### Task to carry out
Count how many lines of the material below have the word "pubblico" and give only the number.
+++ Supplied entries +++
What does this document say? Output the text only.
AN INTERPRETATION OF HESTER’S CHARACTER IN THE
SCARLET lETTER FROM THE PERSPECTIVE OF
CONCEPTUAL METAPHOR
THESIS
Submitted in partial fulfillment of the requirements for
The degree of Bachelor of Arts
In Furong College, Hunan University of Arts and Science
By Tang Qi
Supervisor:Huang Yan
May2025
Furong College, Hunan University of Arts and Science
+++
+++ Supplied entries +++
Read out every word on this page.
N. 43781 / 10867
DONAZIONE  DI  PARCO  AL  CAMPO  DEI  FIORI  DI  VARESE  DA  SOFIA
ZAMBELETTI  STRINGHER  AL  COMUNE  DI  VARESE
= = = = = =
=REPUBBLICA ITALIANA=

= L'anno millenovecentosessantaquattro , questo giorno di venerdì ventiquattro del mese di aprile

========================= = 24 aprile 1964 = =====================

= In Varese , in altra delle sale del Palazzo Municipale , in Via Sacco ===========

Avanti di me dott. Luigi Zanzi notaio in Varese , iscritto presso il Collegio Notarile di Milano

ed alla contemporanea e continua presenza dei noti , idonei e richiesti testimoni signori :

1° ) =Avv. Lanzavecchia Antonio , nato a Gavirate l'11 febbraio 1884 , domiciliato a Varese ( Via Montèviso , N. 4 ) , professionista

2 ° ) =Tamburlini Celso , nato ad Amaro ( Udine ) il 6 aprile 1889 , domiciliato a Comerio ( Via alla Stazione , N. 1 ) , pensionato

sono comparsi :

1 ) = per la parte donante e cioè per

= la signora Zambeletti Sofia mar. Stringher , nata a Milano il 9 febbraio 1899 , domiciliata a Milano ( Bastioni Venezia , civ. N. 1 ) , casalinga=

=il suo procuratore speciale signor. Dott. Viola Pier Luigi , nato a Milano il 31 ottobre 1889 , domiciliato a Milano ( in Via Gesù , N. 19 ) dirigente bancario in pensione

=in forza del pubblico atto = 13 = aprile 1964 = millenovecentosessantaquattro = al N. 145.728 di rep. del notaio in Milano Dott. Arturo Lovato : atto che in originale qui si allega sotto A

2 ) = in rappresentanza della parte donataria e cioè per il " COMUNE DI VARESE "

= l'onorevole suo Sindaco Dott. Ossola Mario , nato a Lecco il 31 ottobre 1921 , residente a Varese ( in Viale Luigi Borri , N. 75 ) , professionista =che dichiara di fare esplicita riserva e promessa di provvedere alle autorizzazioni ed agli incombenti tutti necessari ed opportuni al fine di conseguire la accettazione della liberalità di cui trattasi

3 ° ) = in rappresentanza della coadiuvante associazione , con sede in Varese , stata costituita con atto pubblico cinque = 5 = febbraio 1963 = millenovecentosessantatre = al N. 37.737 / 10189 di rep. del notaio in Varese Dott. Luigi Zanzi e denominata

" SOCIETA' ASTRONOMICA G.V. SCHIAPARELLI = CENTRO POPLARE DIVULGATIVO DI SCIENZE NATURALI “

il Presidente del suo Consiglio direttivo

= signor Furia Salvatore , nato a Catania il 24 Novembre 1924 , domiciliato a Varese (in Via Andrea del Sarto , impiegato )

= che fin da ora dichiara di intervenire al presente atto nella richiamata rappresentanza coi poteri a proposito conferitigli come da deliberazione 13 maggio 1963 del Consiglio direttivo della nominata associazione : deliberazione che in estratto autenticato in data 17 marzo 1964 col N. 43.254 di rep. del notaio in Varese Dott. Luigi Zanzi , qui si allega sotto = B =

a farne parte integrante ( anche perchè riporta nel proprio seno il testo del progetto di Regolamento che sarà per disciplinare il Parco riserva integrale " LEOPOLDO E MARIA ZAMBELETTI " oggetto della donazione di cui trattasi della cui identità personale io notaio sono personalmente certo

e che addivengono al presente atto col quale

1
+++
### Output for this task
2